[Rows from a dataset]

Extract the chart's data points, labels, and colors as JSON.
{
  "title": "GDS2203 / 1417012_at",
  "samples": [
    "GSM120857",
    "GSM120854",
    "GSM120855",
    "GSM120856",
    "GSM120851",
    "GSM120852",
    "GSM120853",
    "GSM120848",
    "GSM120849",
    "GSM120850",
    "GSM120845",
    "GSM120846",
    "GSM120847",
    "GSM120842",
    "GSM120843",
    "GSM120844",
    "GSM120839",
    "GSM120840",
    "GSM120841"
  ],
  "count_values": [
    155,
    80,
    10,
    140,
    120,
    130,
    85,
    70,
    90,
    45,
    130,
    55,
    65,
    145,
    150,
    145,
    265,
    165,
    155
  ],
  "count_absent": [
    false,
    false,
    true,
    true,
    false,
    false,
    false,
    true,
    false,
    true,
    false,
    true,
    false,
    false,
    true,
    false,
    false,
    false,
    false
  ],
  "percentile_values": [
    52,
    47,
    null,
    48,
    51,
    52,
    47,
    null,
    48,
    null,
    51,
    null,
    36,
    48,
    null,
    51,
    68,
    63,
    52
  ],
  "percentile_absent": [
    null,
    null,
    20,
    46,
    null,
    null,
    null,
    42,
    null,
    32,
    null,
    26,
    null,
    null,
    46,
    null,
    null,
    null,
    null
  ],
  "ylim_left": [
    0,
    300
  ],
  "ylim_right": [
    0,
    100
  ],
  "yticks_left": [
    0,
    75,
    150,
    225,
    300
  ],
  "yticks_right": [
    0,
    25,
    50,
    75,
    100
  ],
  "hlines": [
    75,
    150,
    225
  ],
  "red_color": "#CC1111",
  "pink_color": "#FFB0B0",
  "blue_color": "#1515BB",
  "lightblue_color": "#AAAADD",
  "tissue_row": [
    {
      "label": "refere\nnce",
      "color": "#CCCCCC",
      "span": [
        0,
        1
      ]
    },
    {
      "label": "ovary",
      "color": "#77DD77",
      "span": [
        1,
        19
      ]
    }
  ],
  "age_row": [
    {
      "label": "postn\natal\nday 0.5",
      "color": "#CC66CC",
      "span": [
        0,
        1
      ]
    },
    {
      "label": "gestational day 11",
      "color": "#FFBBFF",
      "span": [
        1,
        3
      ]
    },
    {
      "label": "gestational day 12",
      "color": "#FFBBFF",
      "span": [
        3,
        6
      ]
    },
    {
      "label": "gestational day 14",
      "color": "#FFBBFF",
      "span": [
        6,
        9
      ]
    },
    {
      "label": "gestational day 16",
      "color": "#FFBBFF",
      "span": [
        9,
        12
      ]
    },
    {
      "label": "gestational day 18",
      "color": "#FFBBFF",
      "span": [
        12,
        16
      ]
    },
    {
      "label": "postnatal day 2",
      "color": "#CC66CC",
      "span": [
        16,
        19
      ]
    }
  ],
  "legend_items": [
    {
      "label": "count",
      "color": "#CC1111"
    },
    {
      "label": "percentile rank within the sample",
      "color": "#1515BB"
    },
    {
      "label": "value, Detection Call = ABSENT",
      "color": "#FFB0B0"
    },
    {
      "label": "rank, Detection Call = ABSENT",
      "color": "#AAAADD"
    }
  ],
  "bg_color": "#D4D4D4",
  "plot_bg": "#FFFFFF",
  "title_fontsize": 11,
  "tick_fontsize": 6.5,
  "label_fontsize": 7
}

* _INSTRUCTIONS FOR THE TASK_
Tally the lines of the preceding listing in which the word "AAAADD" appears; state nothing but the total.

* _COMPLETE ANSWER_
2